>> Begin Data for this task

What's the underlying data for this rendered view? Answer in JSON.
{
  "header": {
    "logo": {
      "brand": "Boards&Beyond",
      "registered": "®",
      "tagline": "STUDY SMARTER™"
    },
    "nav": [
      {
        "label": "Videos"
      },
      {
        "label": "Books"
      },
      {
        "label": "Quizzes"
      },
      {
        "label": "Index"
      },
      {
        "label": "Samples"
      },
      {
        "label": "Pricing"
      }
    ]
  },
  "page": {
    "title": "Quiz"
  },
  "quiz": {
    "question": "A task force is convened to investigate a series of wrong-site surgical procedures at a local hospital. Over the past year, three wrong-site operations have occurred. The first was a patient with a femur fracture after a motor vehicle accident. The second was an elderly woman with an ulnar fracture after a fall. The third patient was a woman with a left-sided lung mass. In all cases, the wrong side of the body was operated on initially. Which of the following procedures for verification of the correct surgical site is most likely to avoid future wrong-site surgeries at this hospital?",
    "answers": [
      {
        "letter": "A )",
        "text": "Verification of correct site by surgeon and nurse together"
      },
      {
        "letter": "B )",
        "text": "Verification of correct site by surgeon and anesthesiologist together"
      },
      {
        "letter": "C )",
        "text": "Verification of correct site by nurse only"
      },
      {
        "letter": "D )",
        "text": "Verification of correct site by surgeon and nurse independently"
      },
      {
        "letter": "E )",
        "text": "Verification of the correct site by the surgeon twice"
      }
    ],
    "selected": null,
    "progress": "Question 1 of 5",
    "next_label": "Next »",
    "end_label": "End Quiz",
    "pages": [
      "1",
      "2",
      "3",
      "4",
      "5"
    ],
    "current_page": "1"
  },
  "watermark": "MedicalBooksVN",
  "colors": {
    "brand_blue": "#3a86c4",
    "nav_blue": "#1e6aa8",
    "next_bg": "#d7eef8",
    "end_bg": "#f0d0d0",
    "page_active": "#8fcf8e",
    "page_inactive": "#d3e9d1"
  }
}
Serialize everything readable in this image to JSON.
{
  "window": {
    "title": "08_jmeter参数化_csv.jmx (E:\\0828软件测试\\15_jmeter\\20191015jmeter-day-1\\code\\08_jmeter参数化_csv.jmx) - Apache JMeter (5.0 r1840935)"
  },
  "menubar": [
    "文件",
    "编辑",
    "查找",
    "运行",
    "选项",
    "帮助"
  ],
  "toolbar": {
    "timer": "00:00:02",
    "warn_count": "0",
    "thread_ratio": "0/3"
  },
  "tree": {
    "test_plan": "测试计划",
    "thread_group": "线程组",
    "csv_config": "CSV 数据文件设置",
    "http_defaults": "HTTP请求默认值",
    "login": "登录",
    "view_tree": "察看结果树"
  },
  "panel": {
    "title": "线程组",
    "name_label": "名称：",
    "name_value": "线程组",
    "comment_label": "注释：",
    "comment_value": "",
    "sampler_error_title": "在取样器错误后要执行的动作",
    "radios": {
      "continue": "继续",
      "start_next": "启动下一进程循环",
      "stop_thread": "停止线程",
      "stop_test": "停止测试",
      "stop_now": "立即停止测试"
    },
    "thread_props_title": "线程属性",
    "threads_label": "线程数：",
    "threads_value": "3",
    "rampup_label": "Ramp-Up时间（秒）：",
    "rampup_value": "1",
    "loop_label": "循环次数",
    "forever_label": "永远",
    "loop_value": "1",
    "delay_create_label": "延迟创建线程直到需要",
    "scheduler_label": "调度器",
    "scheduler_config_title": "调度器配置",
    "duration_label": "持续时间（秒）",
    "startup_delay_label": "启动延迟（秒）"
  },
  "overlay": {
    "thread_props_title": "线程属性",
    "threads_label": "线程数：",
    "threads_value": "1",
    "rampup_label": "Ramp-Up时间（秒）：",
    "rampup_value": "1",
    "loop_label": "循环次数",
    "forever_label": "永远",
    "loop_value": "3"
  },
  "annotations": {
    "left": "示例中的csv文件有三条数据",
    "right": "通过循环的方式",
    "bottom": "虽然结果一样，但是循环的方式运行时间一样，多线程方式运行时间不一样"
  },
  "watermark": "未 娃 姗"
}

>> End Data for this task

### [Exercise aim]
Print the complete listing again, exactly as it stands.

### [Full answer]
What's the underlying data for this rendered view? Answer in JSON.
{
  "header": {
    "logo": {
      "brand": "Boards&Beyond",
      "registered": "®",
      "tagline": "STUDY SMARTER™"
    },
    "nav": [
      {
        "label": "Videos"
      },
      {
        "label": "Books"
      },
      {
        "label": "Quizzes"
      },
      {
        "label": "Index"
      },
      {
        "label": "Samples"
      },
      {
        "label": "Pricing"
      }
    ]
  },
  "page": {
    "title": "Quiz"
  },
  "quiz": {
    "question": "A task force is convened to investigate a series of wrong-site surgical procedures at a local hospital. Over the past year, three wrong-site operations have occurred. The first was a patient with a femur fracture after a motor vehicle accident. The second was an elderly woman with an ulnar fracture after a fall. The third patient was a woman with a left-sided lung mass. In all cases, the wrong side of the body was operated on initially. Which of the following procedures for verification of the correct surgical site is most likely to avoid future wrong-site surgeries at this hospital?",
    "answers": [
      {
        "letter": "A )",
        "text": "Verification of correct site by surgeon and nurse together"
      },
      {
        "letter": "B )",
        "text": "Verification of correct site by surgeon and anesthesiologist together"
      },
      {
        "letter": "C )",
        "text": "Verification of correct site by nurse only"
      },
      {
        "letter": "D )",
        "text": "Verification of correct site by surgeon and nurse independently"
      },
      {
        "letter": "E )",
        "text": "Verification of the correct site by the surgeon twice"
      }
    ],
    "selected": null,
    "progress": "Question 1 of 5",
    "next_label": "Next »",
    "end_label": "End Quiz",
    "pages": [
      "1",
      "2",
      "3",
      "4",
      "5"
    ],
    "current_page": "1"
  },
  "watermark": "MedicalBooksVN",
  "colors": {
    "brand_blue": "#3a86c4",
    "nav_blue": "#1e6aa8",
    "next_bg": "#d7eef8",
    "end_bg": "#f0d0d0",
    "page_active": "#8fcf8e",
    "page_inactive": "#d3e9d1"
  }
}
Serialize everything readable in this image to JSON.
{
  "window": {
    "title": "08_jmeter参数化_csv.jmx (E:\\0828软件测试\\15_jmeter\\20191015jmeter-day-1\\code\\08_jmeter参数化_csv.jmx) - Apache JMeter (5.0 r1840935)"
  },
  "menubar": [
    "文件",
    "编辑",
    "查找",
    "运行",
    "选项",
    "帮助"
  ],
  "toolbar": {
    "timer": "00:00:02",
    "warn_count": "0",
    "thread_ratio": "0/3"
  },
  "tree": {
    "test_plan": "测试计划",
    "thread_group": "线程组",
    "csv_config": "CSV 数据文件设置",
    "http_defaults": "HTTP请求默认值",
    "login": "登录",
    "view_tree": "察看结果树"
  },
  "panel": {
    "title": "线程组",
    "name_label": "名称：",
    "name_value": "线程组",
    "comment_label": "注释：",
    "comment_value": "",
    "sampler_error_title": "在取样器错误后要执行的动作",
    "radios": {
      "continue": "继续",
      "start_next": "启动下一进程循环",
      "stop_thread": "停止线程",
      "stop_test": "停止测试",
      "stop_now": "立即停止测试"
    },
    "thread_props_title": "线程属性",
    "threads_label": "线程数：",
    "threads_value": "3",
    "rampup_label": "Ramp-Up时间（秒）：",
    "rampup_value": "1",
    "loop_label": "循环次数",
    "forever_label": "永远",
    "loop_value": "1",
    "delay_create_label": "延迟创建线程直到需要",
    "scheduler_label": "调度器",
    "scheduler_config_title": "调度器配置",
    "duration_label": "持续时间（秒）",
    "startup_delay_label": "启动延迟（秒）"
  },
  "overlay": {
    "thread_props_title": "线程属性",
    "threads_label": "线程数：",
    "threads_value": "1",
    "rampup_label": "Ramp-Up时间（秒）：",
    "rampup_value": "1",
    "loop_label": "循环次数",
    "forever_label": "永远",
    "loop_value": "3"
  },
  "annotations": {
    "left": "示例中的csv文件有三条数据",
    "right": "通过循环的方式",
    "bottom": "虽然结果一样，但是循环的方式运行时间一样，多线程方式运行时间不一样"
  },
  "watermark": "未 娃 姗"
}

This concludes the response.